-- Begin DATASET --

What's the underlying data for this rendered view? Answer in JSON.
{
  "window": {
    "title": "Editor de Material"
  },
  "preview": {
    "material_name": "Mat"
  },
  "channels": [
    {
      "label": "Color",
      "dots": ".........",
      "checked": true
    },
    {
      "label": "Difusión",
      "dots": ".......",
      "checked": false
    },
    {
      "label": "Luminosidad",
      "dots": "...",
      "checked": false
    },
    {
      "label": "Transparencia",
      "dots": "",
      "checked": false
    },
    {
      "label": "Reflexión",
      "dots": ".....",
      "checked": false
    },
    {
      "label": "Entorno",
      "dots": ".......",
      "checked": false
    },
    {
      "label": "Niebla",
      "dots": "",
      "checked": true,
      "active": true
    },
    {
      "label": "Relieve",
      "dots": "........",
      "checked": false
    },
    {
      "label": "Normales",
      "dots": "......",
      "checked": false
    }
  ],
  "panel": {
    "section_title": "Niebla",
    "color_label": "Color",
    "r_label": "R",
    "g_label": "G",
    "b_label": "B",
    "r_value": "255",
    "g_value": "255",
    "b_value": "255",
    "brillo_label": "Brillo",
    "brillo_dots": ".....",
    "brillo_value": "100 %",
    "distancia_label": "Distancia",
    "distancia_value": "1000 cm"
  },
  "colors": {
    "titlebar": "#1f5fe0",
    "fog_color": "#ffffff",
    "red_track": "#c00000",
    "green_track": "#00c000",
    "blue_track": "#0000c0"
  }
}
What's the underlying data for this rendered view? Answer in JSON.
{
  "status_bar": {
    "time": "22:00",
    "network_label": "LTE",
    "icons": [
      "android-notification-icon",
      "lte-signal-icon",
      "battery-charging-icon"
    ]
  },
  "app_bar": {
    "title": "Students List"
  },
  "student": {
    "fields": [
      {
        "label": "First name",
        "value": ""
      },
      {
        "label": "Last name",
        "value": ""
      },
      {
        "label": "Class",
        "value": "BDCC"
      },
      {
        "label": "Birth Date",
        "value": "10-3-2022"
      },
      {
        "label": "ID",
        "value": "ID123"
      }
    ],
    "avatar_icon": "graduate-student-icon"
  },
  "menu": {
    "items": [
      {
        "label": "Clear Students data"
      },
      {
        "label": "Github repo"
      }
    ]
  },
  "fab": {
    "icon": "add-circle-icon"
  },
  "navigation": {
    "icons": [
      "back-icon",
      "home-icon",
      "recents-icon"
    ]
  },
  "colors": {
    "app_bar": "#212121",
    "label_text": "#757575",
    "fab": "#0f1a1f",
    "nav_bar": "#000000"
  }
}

-- End DATASET --

## WHAT THE TASK ASKS
Write out all the data again, exactly as it appears.

## FULL OUTPUT
What's the underlying data for this rendered view? Answer in JSON.
{
  "window": {
    "title": "Editor de Material"
  },
  "preview": {
    "material_name": "Mat"
  },
  "channels": [
    {
      "label": "Color",
      "dots": ".........",
      "checked": true
    },
    {
      "label": "Difusión",
      "dots": ".......",
      "checked": false
    },
    {
      "label": "Luminosidad",
      "dots": "...",
      "checked": false
    },
    {
      "label": "Transparencia",
      "dots": "",
      "checked": false
    },
    {
      "label": "Reflexión",
      "dots": ".....",
      "checked": false
    },
    {
      "label": "Entorno",
      "dots": ".......",
      "checked": false
    },
    {
      "label": "Niebla",
      "dots": "",
      "checked": true,
      "active": true
    },
    {
      "label": "Relieve",
      "dots": "........",
      "checked": false
    },
    {
      "label": "Normales",
      "dots": "......",
      "checked": false
    }
  ],
  "panel": {
    "section_title": "Niebla",
    "color_label": "Color",
    "r_label": "R",
    "g_label": "G",
    "b_label": "B",
    "r_value": "255",
    "g_value": "255",
    "b_value": "255",
    "brillo_label": "Brillo",
    "brillo_dots": ".....",
    "brillo_value": "100 %",
    "distancia_label": "Distancia",
    "distancia_value": "1000 cm"
  },
  "colors": {
    "titlebar": "#1f5fe0",
    "fog_color": "#ffffff",
    "red_track": "#c00000",
    "green_track": "#00c000",
    "blue_track": "#0000c0"
  }
}
What's the underlying data for this rendered view? Answer in JSON.
{
  "status_bar": {
    "time": "22:00",
    "network_label": "LTE",
    "icons": [
      "android-notification-icon",
      "lte-signal-icon",
      "battery-charging-icon"
    ]
  },
  "app_bar": {
    "title": "Students List"
  },
  "student": {
    "fields": [
      {
        "label": "First name",
        "value": ""
      },
      {
        "label": "Last name",
        "value": ""
      },
      {
        "label": "Class",
        "value": "BDCC"
      },
      {
        "label": "Birth Date",
        "value": "10-3-2022"
      },
      {
        "label": "ID",
        "value": "ID123"
      }
    ],
    "avatar_icon": "graduate-student-icon"
  },
  "menu": {
    "items": [
      {
        "label": "Clear Students data"
      },
      {
        "label": "Github repo"
      }
    ]
  },
  "fab": {
    "icon": "add-circle-icon"
  },
  "navigation": {
    "icons": [
      "back-icon",
      "home-icon",
      "recents-icon"
    ]
  },
  "colors": {
    "app_bar": "#212121",
    "label_text": "#757575",
    "fab": "#0f1a1f",
    "nav_bar": "#000000"
  }
}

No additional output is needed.